__Work to be completed__: Below is a block of records: output all of them exactly and leave out the pictures.

__Data supplied__:
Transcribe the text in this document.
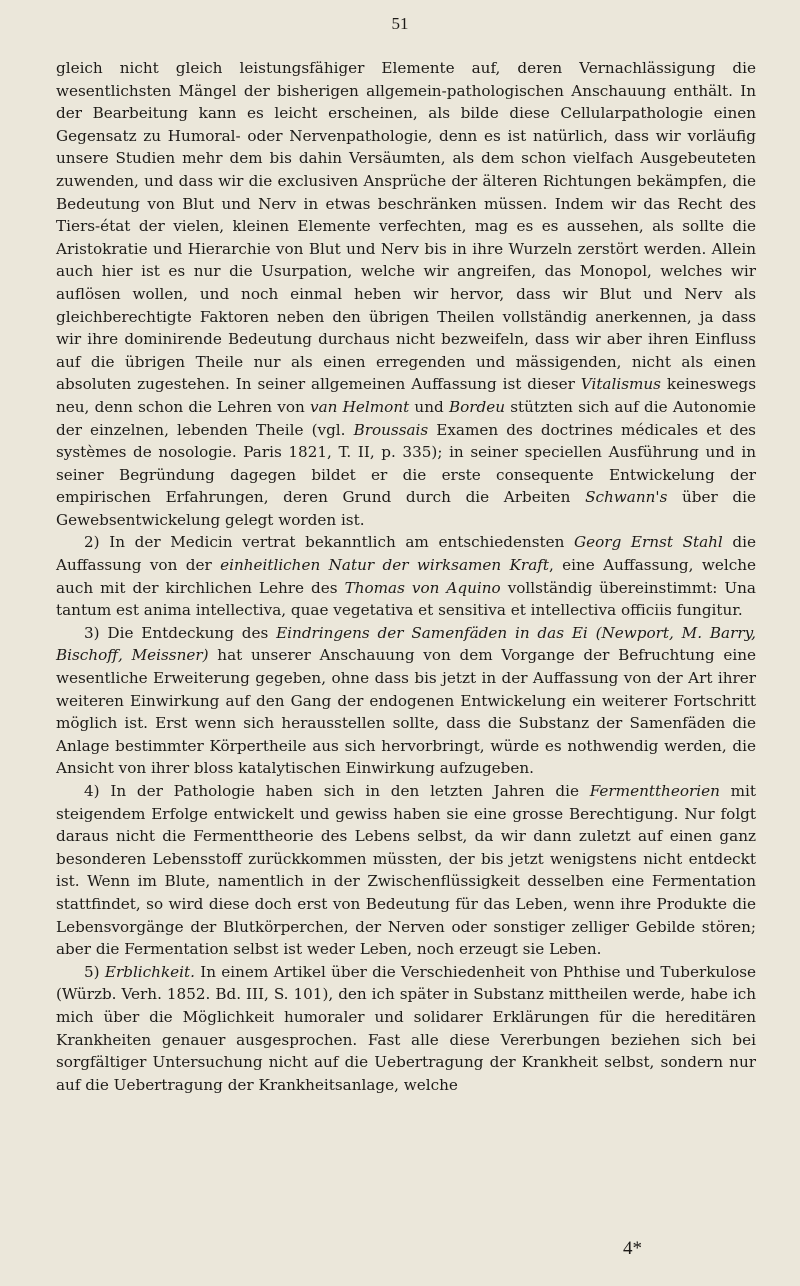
51

gleich nicht gleich leistungsfähiger Elemente auf, deren Vernachlässigung die wesentlichsten Mängel der bisherigen allgemein-pathologischen Anschauung enthält. In der Bearbeitung kann es leicht erscheinen, als bilde diese Cellularpathologie einen Gegensatz zu Humoral- oder Nervenpathologie, denn es ist natürlich, dass wir vorläufig unsere Studien mehr dem bis dahin Versäumten, als dem schon vielfach Ausgebeuteten zuwenden, und dass wir die exclusiven Ansprüche der älteren Richtungen bekämpfen, die Bedeutung von Blut und Nerv in etwas beschränken müssen. Indem wir das Recht des Tiers-état der vielen, kleinen Elemente verfechten, mag es es aussehen, als sollte die Aristokratie und Hierarchie von Blut und Nerv bis in ihre Wurzeln zerstört werden. Allein auch hier ist es nur die Usurpation, welche wir angreifen, das Monopol, welches wir auflösen wollen, und noch einmal heben wir hervor, dass wir Blut und Nerv als gleichberechtigte Faktoren neben den übrigen Theilen vollständig anerkennen, ja dass wir ihre dominirende Bedeutung durchaus nicht bezweifeln, dass wir aber ihren Einfluss auf die übrigen Theile nur als einen erregenden und mässigenden, nicht als einen absoluten zugestehen. In seiner allgemeinen Auffassung ist dieser Vitalismus keineswegs neu, denn schon die Lehren von van Helmont und Bordeu stützten sich auf die Autonomie der einzelnen, lebenden Theile (vgl. Broussais Examen des doctrines médicales et des systèmes de nosologie. Paris 1821, T. II, p. 335); in seiner speciellen Ausführung und in seiner Begründung dagegen bildet er die erste consequente Entwickelung der empirischen Erfahrungen, deren Grund durch die Arbeiten Schwann's über die Gewebsentwickelung gelegt worden ist.

2) In der Medicin vertrat bekanntlich am entschiedensten Georg Ernst Stahl die Auffassung von der einheitlichen Natur der wirksamen Kraft, eine Auffassung, welche auch mit der kirchlichen Lehre des Thomas von Aquino vollständig übereinstimmt: Una tantum est anima intellectiva, quae vegetativa et sensitiva et intellectiva officiis fungitur.

3) Die Entdeckung des Eindringens der Samenfäden in das Ei (Newport, M. Barry, Bischoff, Meissner) hat unserer Anschauung von dem Vorgange der Befruchtung eine wesentliche Erweiterung gegeben, ohne dass bis jetzt in der Auffassung von der Art ihrer weiteren Einwirkung auf den Gang der endogenen Entwickelung ein weiterer Fortschritt möglich ist. Erst wenn sich herausstellen sollte, dass die Substanz der Samenfäden die Anlage bestimmter Körpertheile aus sich hervorbringt, würde es nothwendig werden, die Ansicht von ihrer bloss katalytischen Einwirkung aufzugeben.

4) In der Pathologie haben sich in den letzten Jahren die Fermenttheorien mit steigendem Erfolge entwickelt und gewiss haben sie eine grosse Berechtigung. Nur folgt daraus nicht die Fermenttheorie des Lebens selbst, da wir dann zuletzt auf einen ganz besonderen Lebensstoff zurückkommen müssten, der bis jetzt wenigstens nicht entdeckt ist. Wenn im Blute, namentlich in der Zwischenflüssigkeit desselben eine Fermentation stattfindet, so wird diese doch erst von Bedeutung für das Leben, wenn ihre Produkte die Lebensvorgänge der Blutkörperchen, der Nerven oder sonstiger zelliger Gebilde stören; aber die Fermentation selbst ist weder Leben, noch erzeugt sie Leben.

5) Erblichkeit. In einem Artikel über die Verschiedenheit von Phthise und Tuberkulose (Würzb. Verh. 1852. Bd. III, S. 101), den ich später in Substanz mittheilen werde, habe ich mich über die Möglichkeit humoraler und solidarer Erklärungen für die hereditären Krankheiten genauer ausgesprochen. Fast alle diese Vererbungen beziehen sich bei sorgfältiger Untersuchung nicht auf die Uebertragung der Krankheit selbst, sondern nur auf die Uebertragung der Krankheitsanlage, welche

4*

__Exercise solution__:
Transcribe the text in this document.
51

gleich nicht gleich leistungsfähiger Elemente auf, deren Vernachlässigung die wesentlichsten Mängel der bisherigen allgemein-pathologischen Anschauung enthält. In der Bearbeitung kann es leicht erscheinen, als bilde diese Cellularpathologie einen Gegensatz zu Humoral- oder Nervenpathologie, denn es ist natürlich, dass wir vorläufig unsere Studien mehr dem bis dahin Versäumten, als dem schon vielfach Ausgebeuteten zuwenden, und dass wir die exclusiven Ansprüche der älteren Richtungen bekämpfen, die Bedeutung von Blut und Nerv in etwas beschränken müssen. Indem wir das Recht des Tiers-état der vielen, kleinen Elemente verfechten, mag es es aussehen, als sollte die Aristokratie und Hierarchie von Blut und Nerv bis in ihre Wurzeln zerstört werden. Allein auch hier ist es nur die Usurpation, welche wir angreifen, das Monopol, welches wir auflösen wollen, und noch einmal heben wir hervor, dass wir Blut und Nerv als gleichberechtigte Faktoren neben den übrigen Theilen vollständig anerkennen, ja dass wir ihre dominirende Bedeutung durchaus nicht bezweifeln, dass wir aber ihren Einfluss auf die übrigen Theile nur als einen erregenden und mässigenden, nicht als einen absoluten zugestehen. In seiner allgemeinen Auffassung ist dieser Vitalismus keineswegs neu, denn schon die Lehren von van Helmont und Bordeu stützten sich auf die Autonomie der einzelnen, lebenden Theile (vgl. Broussais Examen des doctrines médicales et des systèmes de nosologie. Paris 1821, T. II, p. 335); in seiner speciellen Ausführung und in seiner Begründung dagegen bildet er die erste consequente Entwickelung der empirischen Erfahrungen, deren Grund durch die Arbeiten Schwann's über die Gewebsentwickelung gelegt worden ist.

2) In der Medicin vertrat bekanntlich am entschiedensten Georg Ernst Stahl die Auffassung von der einheitlichen Natur der wirksamen Kraft, eine Auffassung, welche auch mit der kirchlichen Lehre des Thomas von Aquino vollständig übereinstimmt: Una tantum est anima intellectiva, quae vegetativa et sensitiva et intellectiva officiis fungitur.

3) Die Entdeckung des Eindringens der Samenfäden in das Ei (Newport, M. Barry, Bischoff, Meissner) hat unserer Anschauung von dem Vorgange der Befruchtung eine wesentliche Erweiterung gegeben, ohne dass bis jetzt in der Auffassung von der Art ihrer weiteren Einwirkung auf den Gang der endogenen Entwickelung ein weiterer Fortschritt möglich ist. Erst wenn sich herausstellen sollte, dass die Substanz der Samenfäden die Anlage bestimmter Körpertheile aus sich hervorbringt, würde es nothwendig werden, die Ansicht von ihrer bloss katalytischen Einwirkung aufzugeben.

4) In der Pathologie haben sich in den letzten Jahren die Fermenttheorien mit steigendem Erfolge entwickelt und gewiss haben sie eine grosse Berechtigung. Nur folgt daraus nicht die Fermenttheorie des Lebens selbst, da wir dann zuletzt auf einen ganz besonderen Lebensstoff zurückkommen müssten, der bis jetzt wenigstens nicht entdeckt ist. Wenn im Blute, namentlich in der Zwischenflüssigkeit desselben eine Fermentation stattfindet, so wird diese doch erst von Bedeutung für das Leben, wenn ihre Produkte die Lebensvorgänge der Blutkörperchen, der Nerven oder sonstiger zelliger Gebilde stören; aber die Fermentation selbst ist weder Leben, noch erzeugt sie Leben.

5) Erblichkeit. In einem Artikel über die Verschiedenheit von Phthise und Tuberkulose (Würzb. Verh. 1852. Bd. III, S. 101), den ich später in Substanz mittheilen werde, habe ich mich über die Möglichkeit humoraler und solidarer Erklärungen für die hereditären Krankheiten genauer ausgesprochen. Fast alle diese Vererbungen beziehen sich bei sorgfältiger Untersuchung nicht auf die Uebertragung der Krankheit selbst, sondern nur auf die Uebertragung der Krankheitsanlage, welche

4*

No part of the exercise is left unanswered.